-- The problem --
Print every line of the listing exactly, please.

-- Records to use --
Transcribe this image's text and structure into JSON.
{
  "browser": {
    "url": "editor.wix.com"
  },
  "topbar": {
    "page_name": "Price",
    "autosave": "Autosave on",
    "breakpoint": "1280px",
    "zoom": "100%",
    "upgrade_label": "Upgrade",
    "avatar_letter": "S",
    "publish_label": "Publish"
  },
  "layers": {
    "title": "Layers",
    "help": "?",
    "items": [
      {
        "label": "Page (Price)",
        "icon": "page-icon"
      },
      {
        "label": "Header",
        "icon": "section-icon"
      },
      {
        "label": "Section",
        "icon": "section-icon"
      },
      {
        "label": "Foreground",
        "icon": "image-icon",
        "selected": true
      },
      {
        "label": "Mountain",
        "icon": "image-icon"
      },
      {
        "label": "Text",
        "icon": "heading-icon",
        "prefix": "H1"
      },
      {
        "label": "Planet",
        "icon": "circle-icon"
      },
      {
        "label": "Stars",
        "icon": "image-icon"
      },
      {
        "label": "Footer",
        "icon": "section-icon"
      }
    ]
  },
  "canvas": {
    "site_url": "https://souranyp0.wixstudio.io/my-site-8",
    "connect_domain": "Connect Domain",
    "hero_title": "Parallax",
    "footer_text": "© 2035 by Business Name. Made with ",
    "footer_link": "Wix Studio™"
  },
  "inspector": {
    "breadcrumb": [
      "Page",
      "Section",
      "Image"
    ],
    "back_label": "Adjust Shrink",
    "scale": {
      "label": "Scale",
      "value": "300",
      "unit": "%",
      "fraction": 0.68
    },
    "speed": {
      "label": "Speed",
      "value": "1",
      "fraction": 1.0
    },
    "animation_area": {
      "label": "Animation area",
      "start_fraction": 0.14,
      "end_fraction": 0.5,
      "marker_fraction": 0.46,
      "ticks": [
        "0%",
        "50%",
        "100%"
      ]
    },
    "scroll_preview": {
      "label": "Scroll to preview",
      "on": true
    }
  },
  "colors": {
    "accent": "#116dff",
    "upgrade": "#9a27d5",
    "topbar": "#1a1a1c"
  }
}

-- The completed task --
Transcribe this image's text and structure into JSON.
{
  "browser": {
    "url": "editor.wix.com"
  },
  "topbar": {
    "page_name": "Price",
    "autosave": "Autosave on",
    "breakpoint": "1280px",
    "zoom": "100%",
    "upgrade_label": "Upgrade",
    "avatar_letter": "S",
    "publish_label": "Publish"
  },
  "layers": {
    "title": "Layers",
    "help": "?",
    "items": [
      {
        "label": "Page (Price)",
        "icon": "page-icon"
      },
      {
        "label": "Header",
        "icon": "section-icon"
      },
      {
        "label": "Section",
        "icon": "section-icon"
      },
      {
        "label": "Foreground",
        "icon": "image-icon",
        "selected": true
      },
      {
        "label": "Mountain",
        "icon": "image-icon"
      },
      {
        "label": "Text",
        "icon": "heading-icon",
        "prefix": "H1"
      },
      {
        "label": "Planet",
        "icon": "circle-icon"
      },
      {
        "label": "Stars",
        "icon": "image-icon"
      },
      {
        "label": "Footer",
        "icon": "section-icon"
      }
    ]
  },
  "canvas": {
    "site_url": "https://souranyp0.wixstudio.io/my-site-8",
    "connect_domain": "Connect Domain",
    "hero_title": "Parallax",
    "footer_text": "© 2035 by Business Name. Made with ",
    "footer_link": "Wix Studio™"
  },
  "inspector": {
    "breadcrumb": [
      "Page",
      "Section",
      "Image"
    ],
    "back_label": "Adjust Shrink",
    "scale": {
      "label": "Scale",
      "value": "300",
      "unit": "%",
      "fraction": 0.68
    },
    "speed": {
      "label": "Speed",
      "value": "1",
      "fraction": 1.0
    },
    "animation_area": {
      "label": "Animation area",
      "start_fraction": 0.14,
      "end_fraction": 0.5,
      "marker_fraction": 0.46,
      "ticks": [
        "0%",
        "50%",
        "100%"
      ]
    },
    "scroll_preview": {
      "label": "Scroll to preview",
      "on": true
    }
  },
  "colors": {
    "accent": "#116dff",
    "upgrade": "#9a27d5",
    "topbar": "#1a1a1c"
  }
}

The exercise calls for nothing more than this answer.